___ RECORDS FOR THE EXERCISE ___

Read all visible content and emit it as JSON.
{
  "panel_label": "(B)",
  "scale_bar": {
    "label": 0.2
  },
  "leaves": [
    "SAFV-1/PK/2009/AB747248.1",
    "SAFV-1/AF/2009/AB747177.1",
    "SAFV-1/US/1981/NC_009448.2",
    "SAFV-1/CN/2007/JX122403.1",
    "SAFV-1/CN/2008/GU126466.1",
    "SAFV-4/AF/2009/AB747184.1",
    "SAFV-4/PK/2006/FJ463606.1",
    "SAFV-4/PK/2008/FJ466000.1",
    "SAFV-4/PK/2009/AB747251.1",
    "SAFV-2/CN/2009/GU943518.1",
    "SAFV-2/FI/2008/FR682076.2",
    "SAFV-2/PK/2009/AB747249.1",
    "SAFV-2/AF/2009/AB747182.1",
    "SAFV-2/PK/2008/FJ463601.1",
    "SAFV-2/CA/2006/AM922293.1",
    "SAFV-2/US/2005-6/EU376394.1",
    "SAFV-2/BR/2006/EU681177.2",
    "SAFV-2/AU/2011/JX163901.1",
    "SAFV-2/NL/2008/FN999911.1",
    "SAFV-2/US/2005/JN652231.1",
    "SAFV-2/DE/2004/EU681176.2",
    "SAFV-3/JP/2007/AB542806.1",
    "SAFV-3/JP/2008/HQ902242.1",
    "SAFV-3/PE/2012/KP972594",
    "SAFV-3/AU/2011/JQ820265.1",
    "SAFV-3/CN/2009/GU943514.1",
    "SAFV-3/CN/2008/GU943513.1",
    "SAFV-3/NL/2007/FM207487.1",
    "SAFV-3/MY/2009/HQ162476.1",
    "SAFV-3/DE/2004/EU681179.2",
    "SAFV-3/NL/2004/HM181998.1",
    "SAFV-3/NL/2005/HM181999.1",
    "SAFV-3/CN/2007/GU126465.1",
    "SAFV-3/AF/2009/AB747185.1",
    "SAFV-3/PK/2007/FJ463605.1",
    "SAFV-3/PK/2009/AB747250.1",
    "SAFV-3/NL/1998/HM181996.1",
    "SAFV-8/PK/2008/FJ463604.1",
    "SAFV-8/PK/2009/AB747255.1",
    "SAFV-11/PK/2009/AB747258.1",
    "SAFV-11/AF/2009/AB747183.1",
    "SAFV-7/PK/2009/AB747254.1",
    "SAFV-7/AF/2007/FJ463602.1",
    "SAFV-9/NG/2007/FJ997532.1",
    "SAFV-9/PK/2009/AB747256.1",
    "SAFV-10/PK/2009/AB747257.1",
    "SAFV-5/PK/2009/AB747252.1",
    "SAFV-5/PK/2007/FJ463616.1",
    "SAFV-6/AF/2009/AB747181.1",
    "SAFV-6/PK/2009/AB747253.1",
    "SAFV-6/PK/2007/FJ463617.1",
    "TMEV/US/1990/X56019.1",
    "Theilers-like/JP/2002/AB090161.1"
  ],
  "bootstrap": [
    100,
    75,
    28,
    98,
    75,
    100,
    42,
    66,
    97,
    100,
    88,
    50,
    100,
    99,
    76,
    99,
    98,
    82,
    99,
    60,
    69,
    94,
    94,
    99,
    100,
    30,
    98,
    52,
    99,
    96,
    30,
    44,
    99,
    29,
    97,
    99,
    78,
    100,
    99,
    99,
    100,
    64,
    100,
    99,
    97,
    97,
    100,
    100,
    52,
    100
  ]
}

___

■ TASK TO CARRY OUT
Your task is to give the records above again, exactly.

■ CORRECT RESPONSE
Read all visible content and emit it as JSON.
{
  "panel_label": "(B)",
  "scale_bar": {
    "label": 0.2
  },
  "leaves": [
    "SAFV-1/PK/2009/AB747248.1",
    "SAFV-1/AF/2009/AB747177.1",
    "SAFV-1/US/1981/NC_009448.2",
    "SAFV-1/CN/2007/JX122403.1",
    "SAFV-1/CN/2008/GU126466.1",
    "SAFV-4/AF/2009/AB747184.1",
    "SAFV-4/PK/2006/FJ463606.1",
    "SAFV-4/PK/2008/FJ466000.1",
    "SAFV-4/PK/2009/AB747251.1",
    "SAFV-2/CN/2009/GU943518.1",
    "SAFV-2/FI/2008/FR682076.2",
    "SAFV-2/PK/2009/AB747249.1",
    "SAFV-2/AF/2009/AB747182.1",
    "SAFV-2/PK/2008/FJ463601.1",
    "SAFV-2/CA/2006/AM922293.1",
    "SAFV-2/US/2005-6/EU376394.1",
    "SAFV-2/BR/2006/EU681177.2",
    "SAFV-2/AU/2011/JX163901.1",
    "SAFV-2/NL/2008/FN999911.1",
    "SAFV-2/US/2005/JN652231.1",
    "SAFV-2/DE/2004/EU681176.2",
    "SAFV-3/JP/2007/AB542806.1",
    "SAFV-3/JP/2008/HQ902242.1",
    "SAFV-3/PE/2012/KP972594",
    "SAFV-3/AU/2011/JQ820265.1",
    "SAFV-3/CN/2009/GU943514.1",
    "SAFV-3/CN/2008/GU943513.1",
    "SAFV-3/NL/2007/FM207487.1",
    "SAFV-3/MY/2009/HQ162476.1",
    "SAFV-3/DE/2004/EU681179.2",
    "SAFV-3/NL/2004/HM181998.1",
    "SAFV-3/NL/2005/HM181999.1",
    "SAFV-3/CN/2007/GU126465.1",
    "SAFV-3/AF/2009/AB747185.1",
    "SAFV-3/PK/2007/FJ463605.1",
    "SAFV-3/PK/2009/AB747250.1",
    "SAFV-3/NL/1998/HM181996.1",
    "SAFV-8/PK/2008/FJ463604.1",
    "SAFV-8/PK/2009/AB747255.1",
    "SAFV-11/PK/2009/AB747258.1",
    "SAFV-11/AF/2009/AB747183.1",
    "SAFV-7/PK/2009/AB747254.1",
    "SAFV-7/AF/2007/FJ463602.1",
    "SAFV-9/NG/2007/FJ997532.1",
    "SAFV-9/PK/2009/AB747256.1",
    "SAFV-10/PK/2009/AB747257.1",
    "SAFV-5/PK/2009/AB747252.1",
    "SAFV-5/PK/2007/FJ463616.1",
    "SAFV-6/AF/2009/AB747181.1",
    "SAFV-6/PK/2009/AB747253.1",
    "SAFV-6/PK/2007/FJ463617.1",
    "TMEV/US/1990/X56019.1",
    "Theilers-like/JP/2002/AB090161.1"
  ],
  "bootstrap": [
    100,
    75,
    28,
    98,
    75,
    100,
    42,
    66,
    97,
    100,
    88,
    50,
    100,
    99,
    76,
    99,
    98,
    82,
    99,
    60,
    69,
    94,
    94,
    99,
    100,
    30,
    98,
    52,
    99,
    96,
    30,
    44,
    99,
    29,
    97,
    99,
    78,
    100,
    99,
    99,
    100,
    64,
    100,
    99,
    97,
    97,
    100,
    100,
    52,
    100
  ]
}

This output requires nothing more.